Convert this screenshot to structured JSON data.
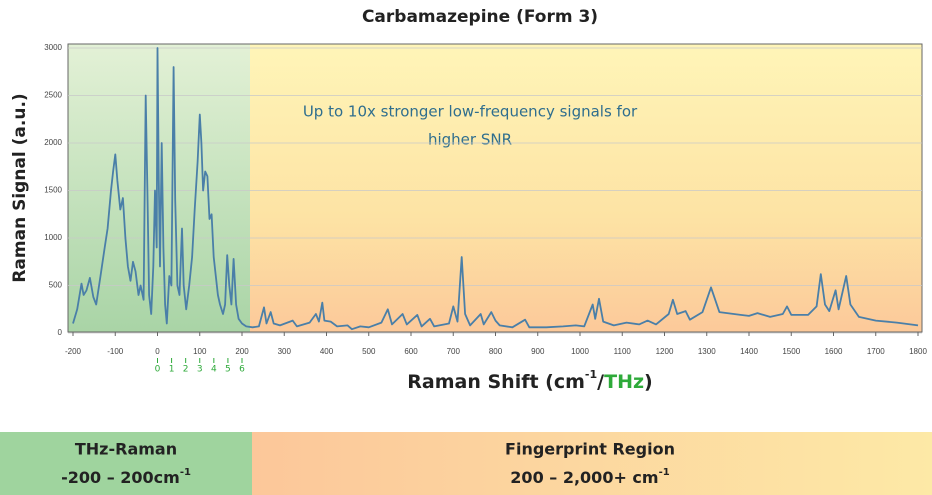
{
  "chart_data": {
    "type": "line",
    "title": "Carbamazepine (Form 3)",
    "ylabel": "Raman Signal (a.u.)",
    "xlabel_parts": [
      "Raman Shift (cm",
      "-1",
      "/",
      "THz",
      ")"
    ],
    "annotation": [
      "Up to 10x stronger low-frequency signals for",
      "higher SNR"
    ],
    "x": [
      -200,
      -190,
      -180,
      -175,
      -168,
      -160,
      -152,
      -145,
      -135,
      -125,
      -118,
      -110,
      -105,
      -100,
      -95,
      -88,
      -82,
      -76,
      -70,
      -64,
      -58,
      -52,
      -45,
      -40,
      -33,
      -28,
      -24,
      -20,
      -15,
      -10,
      -6,
      -2,
      0,
      3,
      6,
      10,
      14,
      18,
      22,
      28,
      33,
      38,
      42,
      47,
      52,
      58,
      62,
      68,
      75,
      82,
      88,
      95,
      100,
      104,
      108,
      113,
      118,
      123,
      128,
      133,
      138,
      143,
      148,
      155,
      160,
      165,
      170,
      175,
      180,
      186,
      192,
      200,
      210,
      225,
      240,
      252,
      258,
      268,
      275,
      290,
      320,
      330,
      360,
      375,
      382,
      390,
      395,
      410,
      425,
      450,
      460,
      480,
      500,
      530,
      545,
      555,
      580,
      590,
      615,
      625,
      645,
      655,
      690,
      700,
      710,
      720,
      728,
      740,
      765,
      772,
      790,
      800,
      810,
      840,
      870,
      880,
      920,
      960,
      990,
      1010,
      1030,
      1036,
      1045,
      1055,
      1080,
      1110,
      1140,
      1160,
      1180,
      1210,
      1220,
      1230,
      1250,
      1260,
      1290,
      1310,
      1330,
      1380,
      1400,
      1420,
      1450,
      1480,
      1490,
      1500,
      1540,
      1560,
      1570,
      1580,
      1590,
      1605,
      1612,
      1630,
      1640,
      1660,
      1700,
      1750,
      1800
    ],
    "series": [
      {
        "color": "#4a7fa8",
        "values": [
          100,
          250,
          520,
          400,
          450,
          580,
          380,
          300,
          600,
          900,
          1100,
          1500,
          1700,
          1880,
          1600,
          1300,
          1420,
          1000,
          700,
          550,
          750,
          650,
          400,
          500,
          350,
          2500,
          1500,
          400,
          200,
          700,
          1500,
          900,
          3000,
          1600,
          700,
          2000,
          900,
          300,
          100,
          600,
          500,
          2800,
          1400,
          500,
          400,
          1100,
          500,
          250,
          500,
          800,
          1300,
          1800,
          2300,
          2000,
          1500,
          1700,
          1650,
          1200,
          1250,
          800,
          600,
          400,
          300,
          200,
          300,
          820,
          500,
          300,
          780,
          300,
          150,
          100,
          70,
          60,
          70,
          270,
          100,
          220,
          100,
          80,
          130,
          70,
          110,
          200,
          120,
          320,
          130,
          120,
          70,
          80,
          40,
          70,
          60,
          110,
          250,
          90,
          200,
          90,
          190,
          70,
          150,
          70,
          100,
          280,
          120,
          800,
          200,
          80,
          200,
          90,
          220,
          130,
          80,
          60,
          140,
          60,
          60,
          70,
          80,
          70,
          300,
          150,
          360,
          120,
          80,
          110,
          90,
          130,
          90,
          200,
          350,
          200,
          230,
          140,
          220,
          480,
          220,
          190,
          180,
          210,
          170,
          200,
          280,
          190,
          190,
          280,
          620,
          300,
          230,
          450,
          250,
          600,
          300,
          170,
          130,
          110,
          80
        ]
      }
    ],
    "xlim": [
      -200,
      1800
    ],
    "ylim": [
      0,
      3000
    ],
    "xticks": [
      -200,
      -100,
      0,
      100,
      200,
      300,
      400,
      500,
      600,
      700,
      800,
      900,
      1000,
      1100,
      1200,
      1300,
      1400,
      1500,
      1600,
      1700,
      1800
    ],
    "yticks": [
      0,
      500,
      1000,
      1500,
      2000,
      2500,
      3000
    ],
    "grid": true,
    "x2lim": [
      -6,
      54
    ],
    "x2ticks": [
      0,
      1,
      2,
      3,
      4,
      5,
      6
    ],
    "x2color": "#2eaa3a"
  },
  "regions": [
    {
      "name": "THz-Raman",
      "range": "-200 – 200cm",
      "sup": "-1"
    },
    {
      "name": "Fingerprint Region",
      "range": "200 – 2,000+ cm",
      "sup": "-1"
    }
  ]
}
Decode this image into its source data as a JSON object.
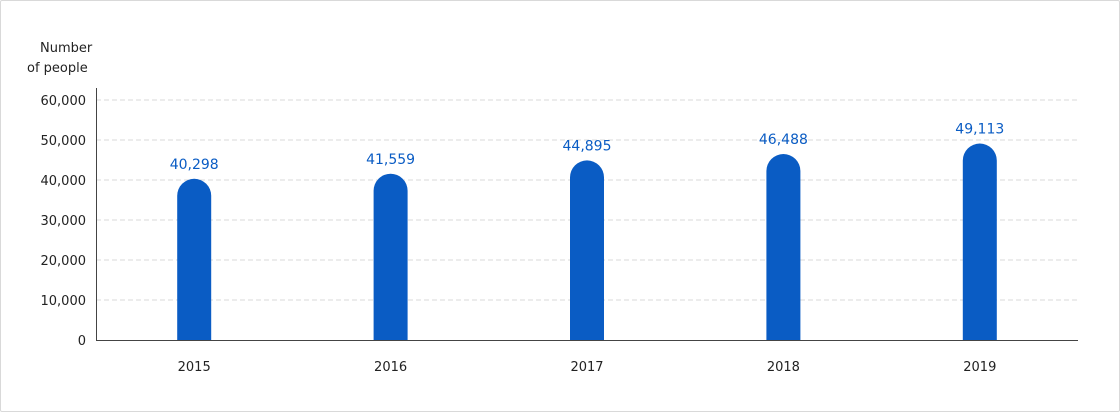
{
  "chart_data": {
    "type": "bar",
    "title": "",
    "ylabel_lines": [
      "Number",
      "of people"
    ],
    "categories": [
      "2015",
      "2016",
      "2017",
      "2018",
      "2019"
    ],
    "values": [
      40298,
      41559,
      44895,
      46488,
      49113
    ],
    "value_labels": [
      "40,298",
      "41,559",
      "44,895",
      "46,488",
      "49,113"
    ],
    "yticks": [
      0,
      10000,
      20000,
      30000,
      40000,
      50000,
      60000
    ],
    "ytick_labels": [
      "0",
      "10,000",
      "20,000",
      "30,000",
      "40,000",
      "50,000",
      "60,000"
    ],
    "ylim": [
      0,
      60000
    ],
    "grid": true,
    "bar_color": "#0a5cc4",
    "label_color": "#0a5cc4"
  }
}
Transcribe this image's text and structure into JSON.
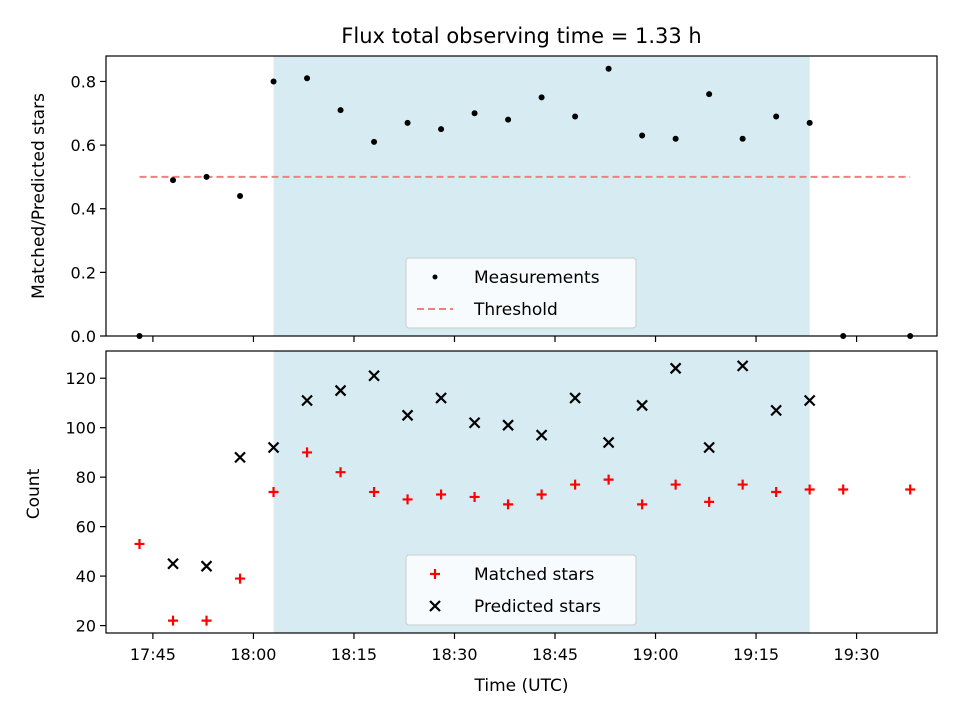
{
  "chart_data": [
    {
      "type": "scatter",
      "title": "Flux total observing time = 1.33 h",
      "xlabel": "",
      "ylabel": "Matched/Predicted stars",
      "ylim": [
        0,
        0.88
      ],
      "yticks": [
        0.0,
        0.2,
        0.4,
        0.6,
        0.8
      ],
      "ytick_labels": [
        "0.0",
        "0.2",
        "0.4",
        "0.6",
        "0.8"
      ],
      "shade": {
        "x_start": "18:03",
        "x_end": "19:23",
        "color": "#add8e6"
      },
      "series": [
        {
          "name": "Measurements",
          "marker": "dot",
          "color": "#000000",
          "x": [
            "17:43",
            "17:48",
            "17:53",
            "17:58",
            "18:03",
            "18:08",
            "18:13",
            "18:18",
            "18:23",
            "18:28",
            "18:33",
            "18:38",
            "18:43",
            "18:48",
            "18:53",
            "18:58",
            "19:03",
            "19:08",
            "19:13",
            "19:18",
            "19:23",
            "19:28",
            "19:38"
          ],
          "y": [
            0.0,
            0.49,
            0.5,
            0.44,
            0.8,
            0.81,
            0.71,
            0.61,
            0.67,
            0.65,
            0.7,
            0.68,
            0.75,
            0.69,
            0.84,
            0.63,
            0.62,
            0.76,
            0.62,
            0.69,
            0.67,
            0.0,
            0.0
          ]
        },
        {
          "name": "Threshold",
          "marker": "dashed-line",
          "color": "#f08080",
          "x": [
            "17:43",
            "19:38"
          ],
          "y": [
            0.5,
            0.5
          ]
        }
      ],
      "legend": {
        "placement": "lower-center"
      }
    },
    {
      "type": "scatter",
      "title": "",
      "xlabel": "Time (UTC)",
      "ylabel": "Count",
      "ylim": [
        17,
        131
      ],
      "yticks": [
        20,
        40,
        60,
        80,
        100,
        120
      ],
      "ytick_labels": [
        "20",
        "40",
        "60",
        "80",
        "100",
        "120"
      ],
      "xlim": [
        "17:38",
        "19:42"
      ],
      "xticks": [
        "17:45",
        "18:00",
        "18:15",
        "18:30",
        "18:45",
        "19:00",
        "19:15",
        "19:30"
      ],
      "xtick_labels": [
        "17:45",
        "18:00",
        "18:15",
        "18:30",
        "18:45",
        "19:00",
        "19:15",
        "19:30"
      ],
      "shade": {
        "x_start": "18:03",
        "x_end": "19:23",
        "color": "#add8e6"
      },
      "series": [
        {
          "name": "Matched stars",
          "marker": "plus",
          "color": "#ff0000",
          "x": [
            "17:43",
            "17:48",
            "17:53",
            "17:58",
            "18:03",
            "18:08",
            "18:13",
            "18:18",
            "18:23",
            "18:28",
            "18:33",
            "18:38",
            "18:43",
            "18:48",
            "18:53",
            "18:58",
            "19:03",
            "19:08",
            "19:13",
            "19:18",
            "19:23",
            "19:28",
            "19:38"
          ],
          "y": [
            53,
            22,
            22,
            39,
            74,
            90,
            82,
            74,
            71,
            73,
            72,
            69,
            73,
            77,
            79,
            69,
            77,
            70,
            77,
            74,
            75,
            75,
            75
          ]
        },
        {
          "name": "Predicted stars",
          "marker": "x",
          "color": "#000000",
          "x": [
            "17:48",
            "17:53",
            "17:58",
            "18:03",
            "18:08",
            "18:13",
            "18:18",
            "18:23",
            "18:28",
            "18:33",
            "18:38",
            "18:43",
            "18:48",
            "18:53",
            "18:58",
            "19:03",
            "19:08",
            "19:13",
            "19:18",
            "19:23"
          ],
          "y": [
            45,
            44,
            88,
            92,
            111,
            115,
            121,
            105,
            112,
            102,
            101,
            97,
            112,
            94,
            109,
            124,
            92,
            125,
            107,
            111
          ]
        }
      ],
      "legend": {
        "placement": "lower-center"
      }
    }
  ]
}
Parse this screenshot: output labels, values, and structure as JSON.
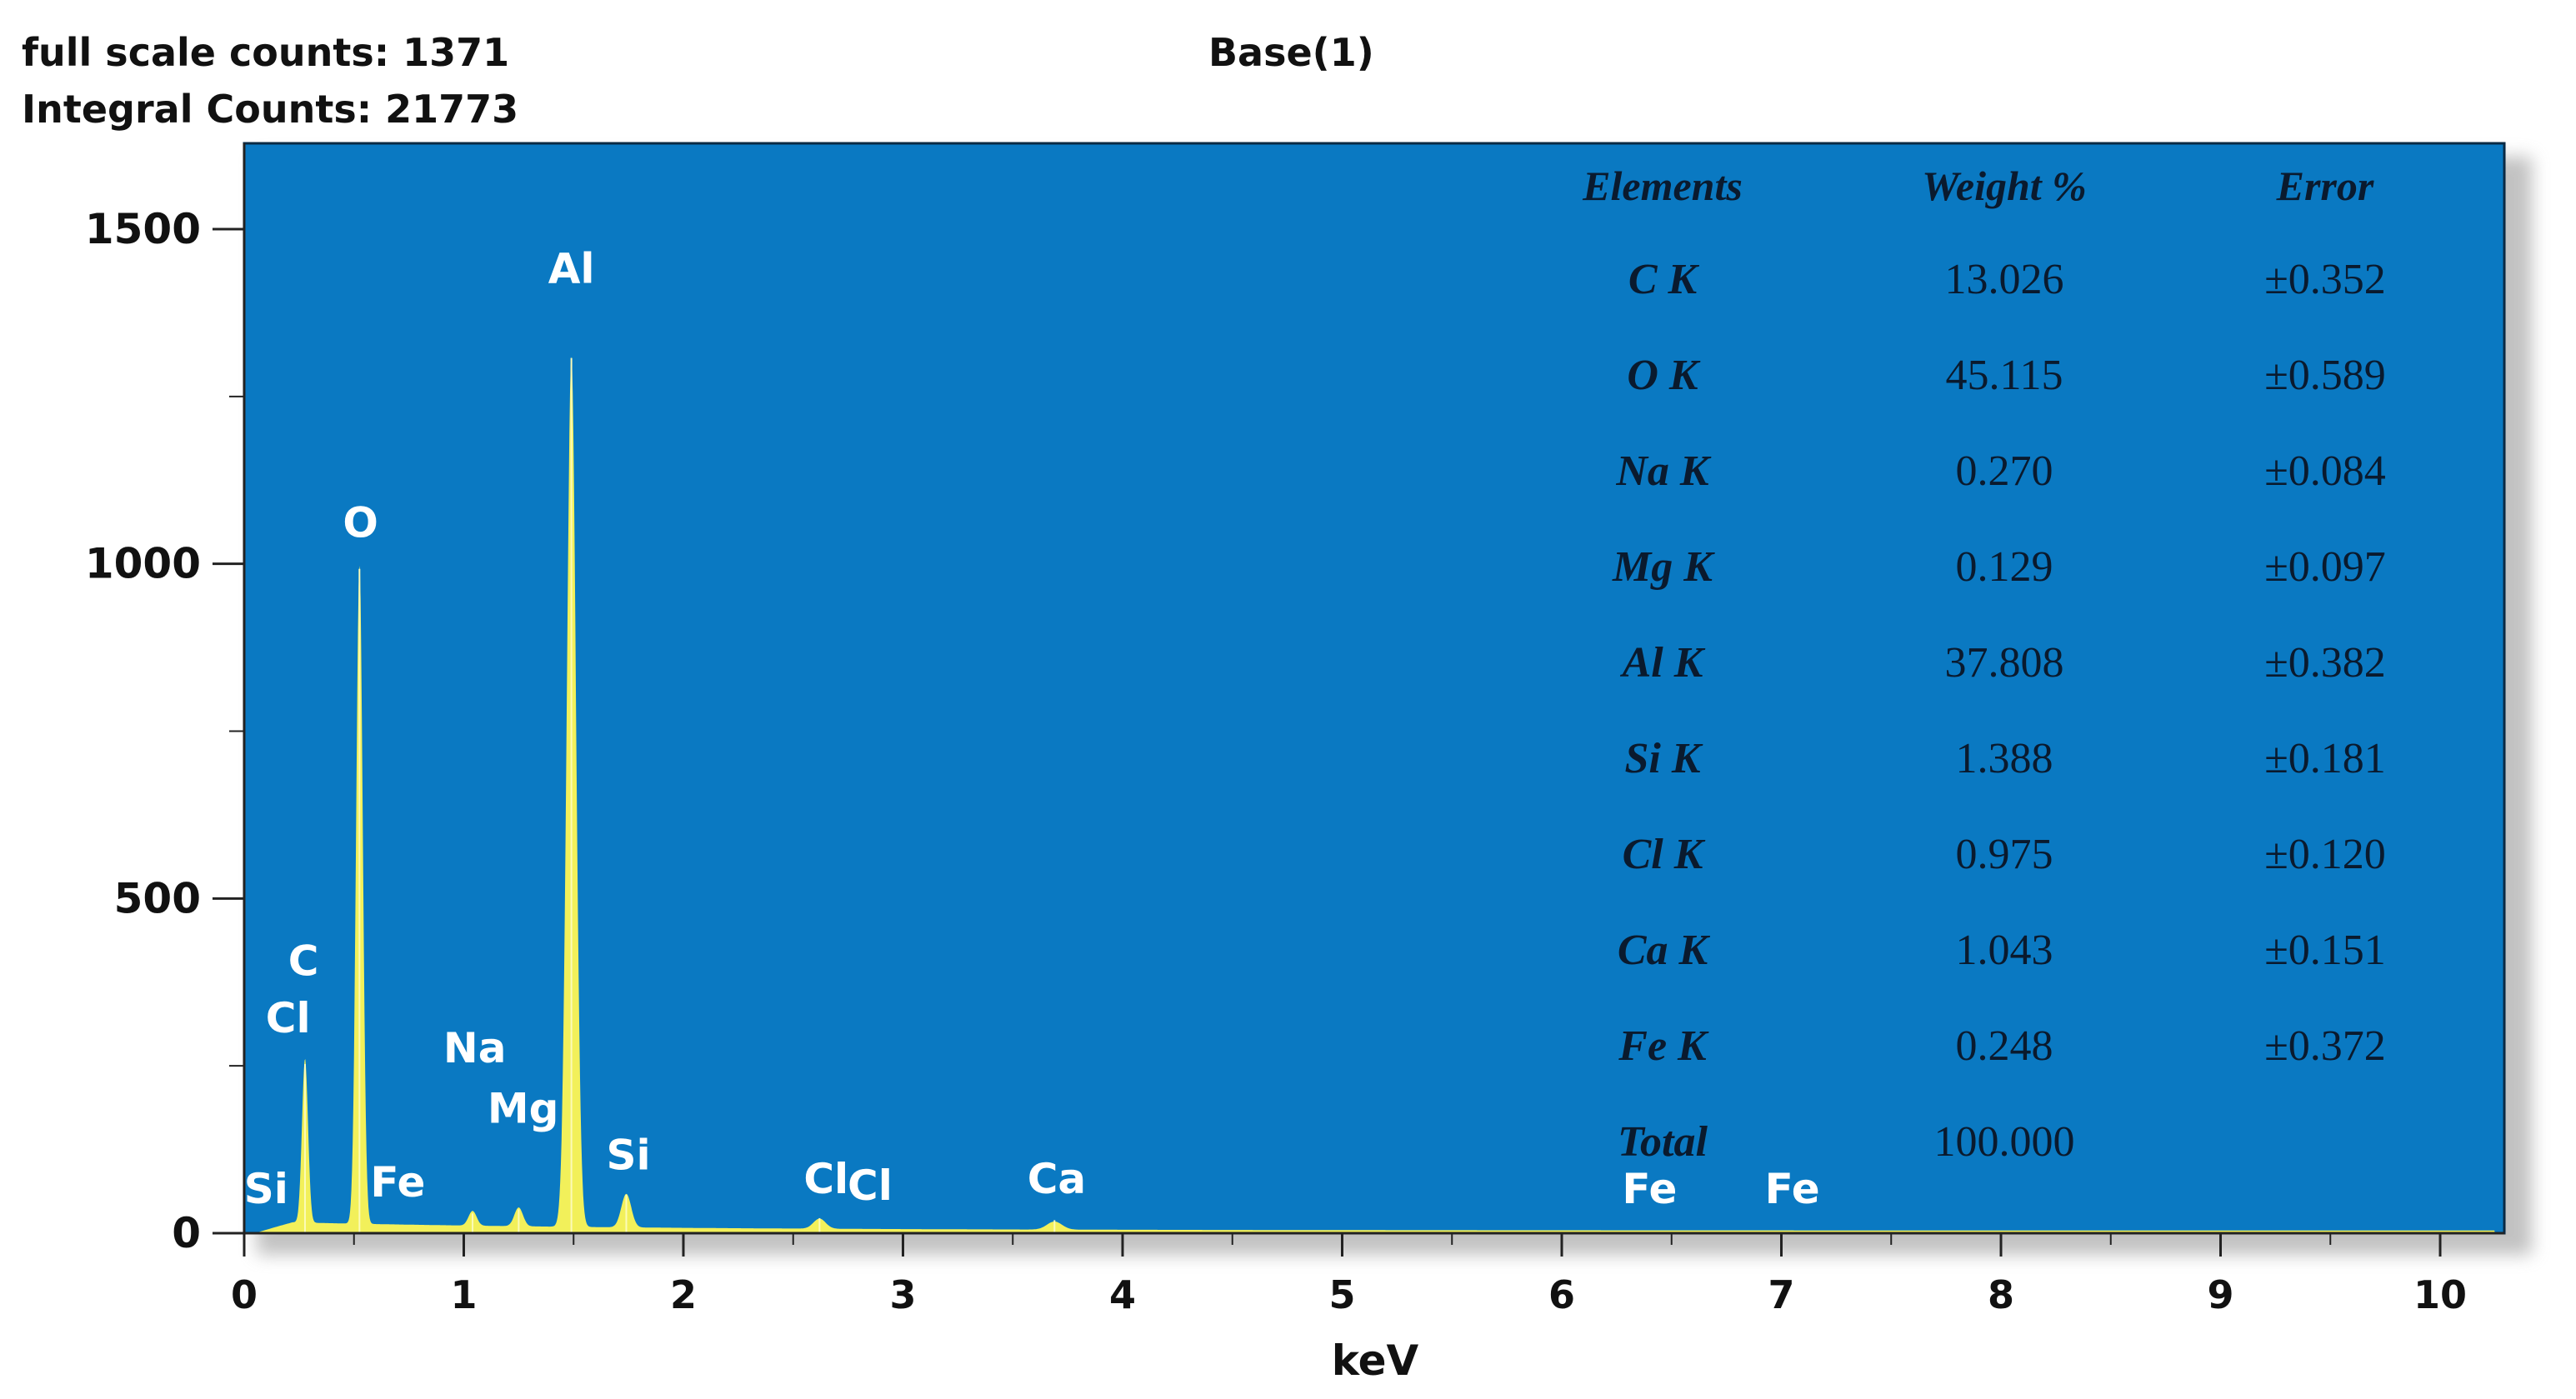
{
  "header": {
    "full_scale": "full scale counts: 1371",
    "integral": "Integral Counts: 21773",
    "title": "Base(1)"
  },
  "colors": {
    "plot_bg": "#0a79c2",
    "spectrum": "#f2f05a",
    "text_dark": "#111111"
  },
  "chart_data": {
    "type": "area",
    "title": "Base(1)",
    "xlabel": "keV",
    "ylabel": "",
    "xlim": [
      0,
      10.3
    ],
    "ylim": [
      0,
      1500
    ],
    "x_ticks": [
      "0",
      "1",
      "2",
      "3",
      "4",
      "5",
      "6",
      "7",
      "8",
      "9",
      "10"
    ],
    "y_ticks": [
      "0",
      "500",
      "1000",
      "1500"
    ],
    "grid": false,
    "peaks": [
      {
        "label": "C",
        "energy": 0.277,
        "counts": 245
      },
      {
        "label": "O",
        "energy": 0.525,
        "counts": 985
      },
      {
        "label": "Na",
        "energy": 1.04,
        "counts": 22
      },
      {
        "label": "Mg",
        "energy": 1.25,
        "counts": 28
      },
      {
        "label": "Al",
        "energy": 1.49,
        "counts": 1300
      },
      {
        "label": "Si",
        "energy": 1.74,
        "counts": 50
      },
      {
        "label": "Cl",
        "energy": 2.62,
        "counts": 15
      },
      {
        "label": "Ca",
        "energy": 3.69,
        "counts": 12
      }
    ],
    "peak_labels": [
      {
        "text": "Al",
        "energy": 1.49,
        "counts": 1420
      },
      {
        "text": "O",
        "energy": 0.53,
        "counts": 1040
      },
      {
        "text": "C",
        "energy": 0.27,
        "counts": 385
      },
      {
        "text": "Cl",
        "energy": 0.2,
        "counts": 300
      },
      {
        "text": "Na",
        "energy": 1.05,
        "counts": 255
      },
      {
        "text": "Mg",
        "energy": 1.27,
        "counts": 165
      },
      {
        "text": "Si",
        "energy": 1.75,
        "counts": 95
      },
      {
        "text": "Si",
        "energy": 0.1,
        "counts": 45
      },
      {
        "text": "Fe",
        "energy": 0.7,
        "counts": 55
      },
      {
        "text": "Cl",
        "energy": 2.65,
        "counts": 60
      },
      {
        "text": "Cl",
        "energy": 2.85,
        "counts": 50
      },
      {
        "text": "Ca",
        "energy": 3.7,
        "counts": 60
      },
      {
        "text": "Fe",
        "energy": 6.4,
        "counts": 45
      },
      {
        "text": "Fe",
        "energy": 7.05,
        "counts": 45
      }
    ],
    "table": {
      "columns": [
        "Elements",
        "Weight %",
        "Error"
      ],
      "rows": [
        [
          "C K",
          "13.026",
          "±0.352"
        ],
        [
          "O K",
          "45.115",
          "±0.589"
        ],
        [
          "Na K",
          "0.270",
          "±0.084"
        ],
        [
          "Mg K",
          "0.129",
          "±0.097"
        ],
        [
          "Al K",
          "37.808",
          "±0.382"
        ],
        [
          "Si K",
          "1.388",
          "±0.181"
        ],
        [
          "Cl K",
          "0.975",
          "±0.120"
        ],
        [
          "Ca K",
          "1.043",
          "±0.151"
        ],
        [
          "Fe K",
          "0.248",
          "±0.372"
        ],
        [
          "Total",
          "100.000",
          ""
        ]
      ]
    }
  }
}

+++++

**What is asked**: Count every line of the records that holds "title". State the number, nothing else.

**Expected answer**: 6